## Dataset excerpts
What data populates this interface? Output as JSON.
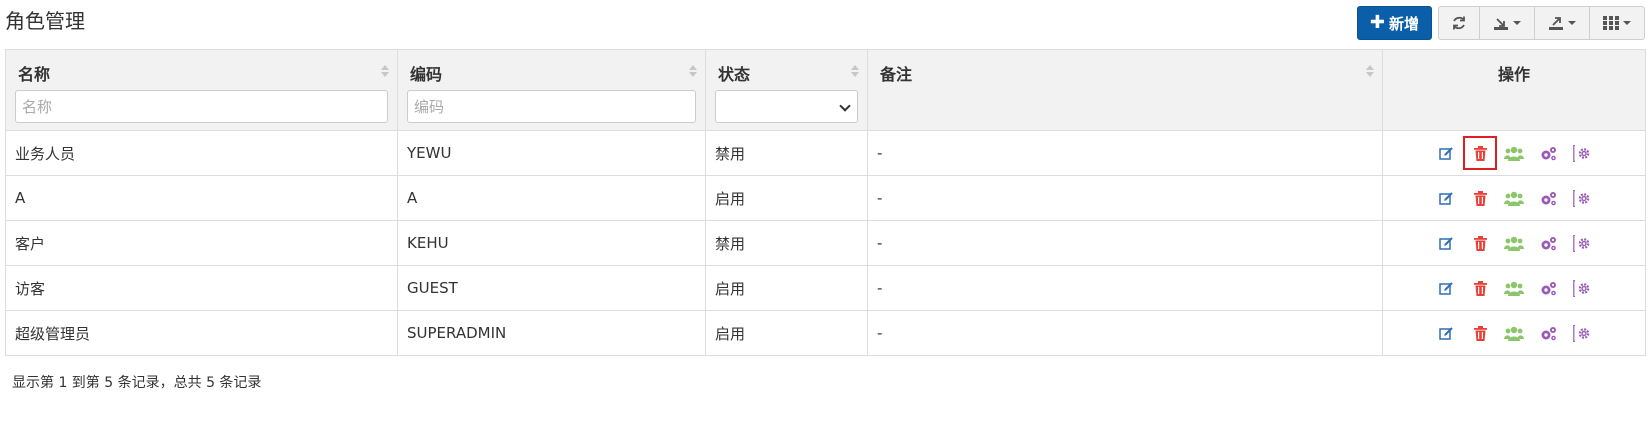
{
  "page": {
    "title": "角色管理"
  },
  "toolbar": {
    "add_label": "新增"
  },
  "table": {
    "columns": [
      {
        "label": "名称",
        "placeholder": "名称"
      },
      {
        "label": "编码",
        "placeholder": "编码"
      },
      {
        "label": "状态"
      },
      {
        "label": "备注"
      },
      {
        "label": "操作"
      }
    ],
    "rows": [
      {
        "name": "业务人员",
        "code": "YEWU",
        "status": "禁用",
        "remark": "-"
      },
      {
        "name": "A",
        "code": "A",
        "status": "启用",
        "remark": "-"
      },
      {
        "name": "客户",
        "code": "KEHU",
        "status": "禁用",
        "remark": "-"
      },
      {
        "name": "访客",
        "code": "GUEST",
        "status": "启用",
        "remark": "-"
      },
      {
        "name": "超级管理员",
        "code": "SUPERADMIN",
        "status": "启用",
        "remark": "-"
      }
    ]
  },
  "footer": {
    "summary": "显示第 1 到第 5 条记录，总共 5 条记录"
  },
  "colors": {
    "primary": "#0b5fa8",
    "edit_icon": "#2f6fb7",
    "delete_icon": "#e8413a",
    "users_icon": "#8cc66a",
    "cogs_icon": "#9b59b6",
    "disabled_status": "#e8826f",
    "enabled_status": "#5cb85c",
    "highlight": "#e02020"
  },
  "icons": [
    "edit-icon",
    "trash-icon",
    "users-icon",
    "cogs-icon",
    "settings-icon"
  ]
}
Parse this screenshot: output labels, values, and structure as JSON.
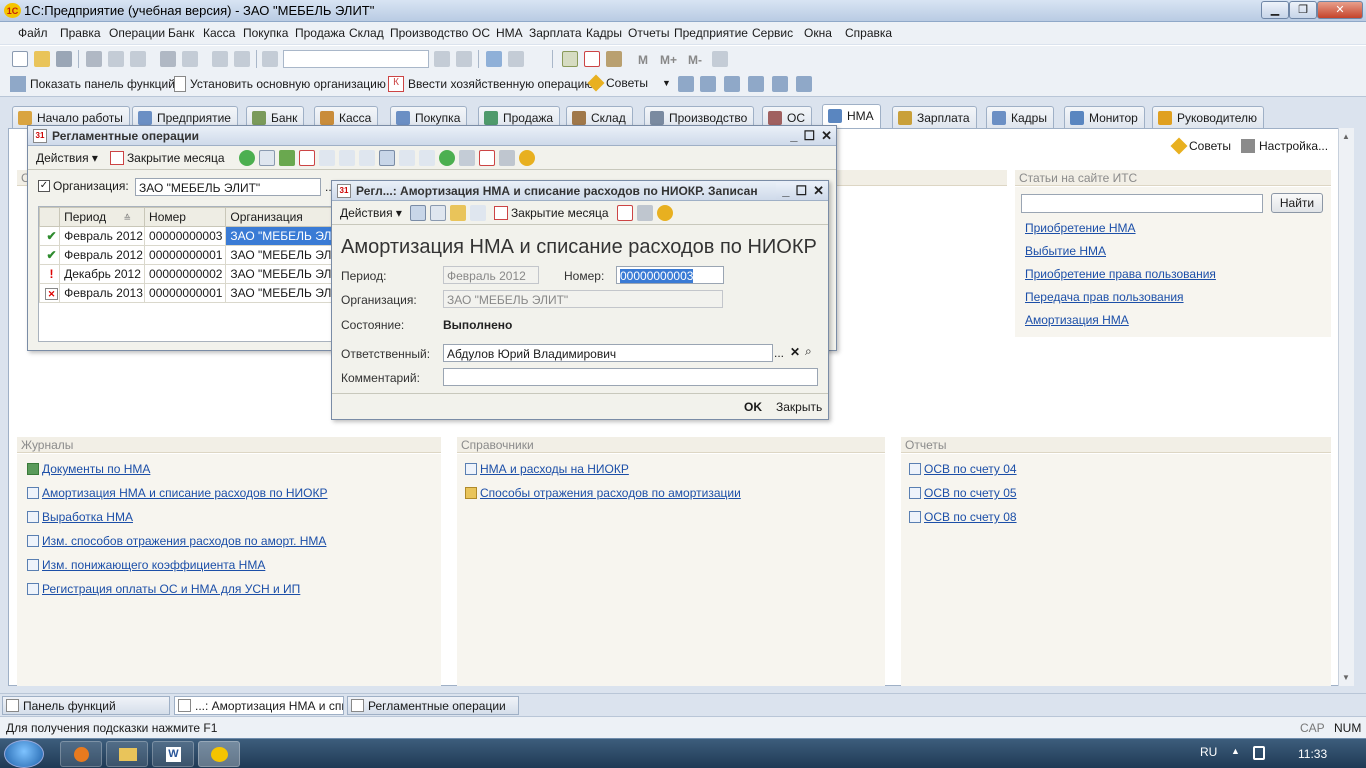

## Written instruction
Print every record above exactly as written, leaving out the pictures.

## Exercise solution
What data populates this interface? Output as JSON.
{
  "page": {
    "title": "角色管理"
  },
  "toolbar": {
    "add_label": "新增"
  },
  "table": {
    "columns": [
      {
        "label": "名称",
        "placeholder": "名称"
      },
      {
        "label": "编码",
        "placeholder": "编码"
      },
      {
        "label": "状态"
      },
      {
        "label": "备注"
      },
      {
        "label": "操作"
      }
    ],
    "rows": [
      {
        "name": "业务人员",
        "code": "YEWU",
        "status": "禁用",
        "remark": "-"
      },
      {
        "name": "A",
        "code": "A",
        "status": "启用",
        "remark": "-"
      },
      {
        "name": "客户",
        "code": "KEHU",
        "status": "禁用",
        "remark": "-"
      },
      {
        "name": "访客",
        "code": "GUEST",
        "status": "启用",
        "remark": "-"
      },
      {
        "name": "超级管理员",
        "code": "SUPERADMIN",
        "status": "启用",
        "remark": "-"
      }
    ]
  },
  "footer": {
    "summary": "显示第 1 到第 5 条记录，总共 5 条记录"
  },
  "colors": {
    "primary": "#0b5fa8",
    "edit_icon": "#2f6fb7",
    "delete_icon": "#e8413a",
    "users_icon": "#8cc66a",
    "cogs_icon": "#9b59b6",
    "disabled_status": "#e8826f",
    "enabled_status": "#5cb85c",
    "highlight": "#e02020"
  },
  "icons": [
    "edit-icon",
    "trash-icon",
    "users-icon",
    "cogs-icon",
    "settings-icon"
  ]
}
Parse this screenshot: output labels, values, and structure as JSON.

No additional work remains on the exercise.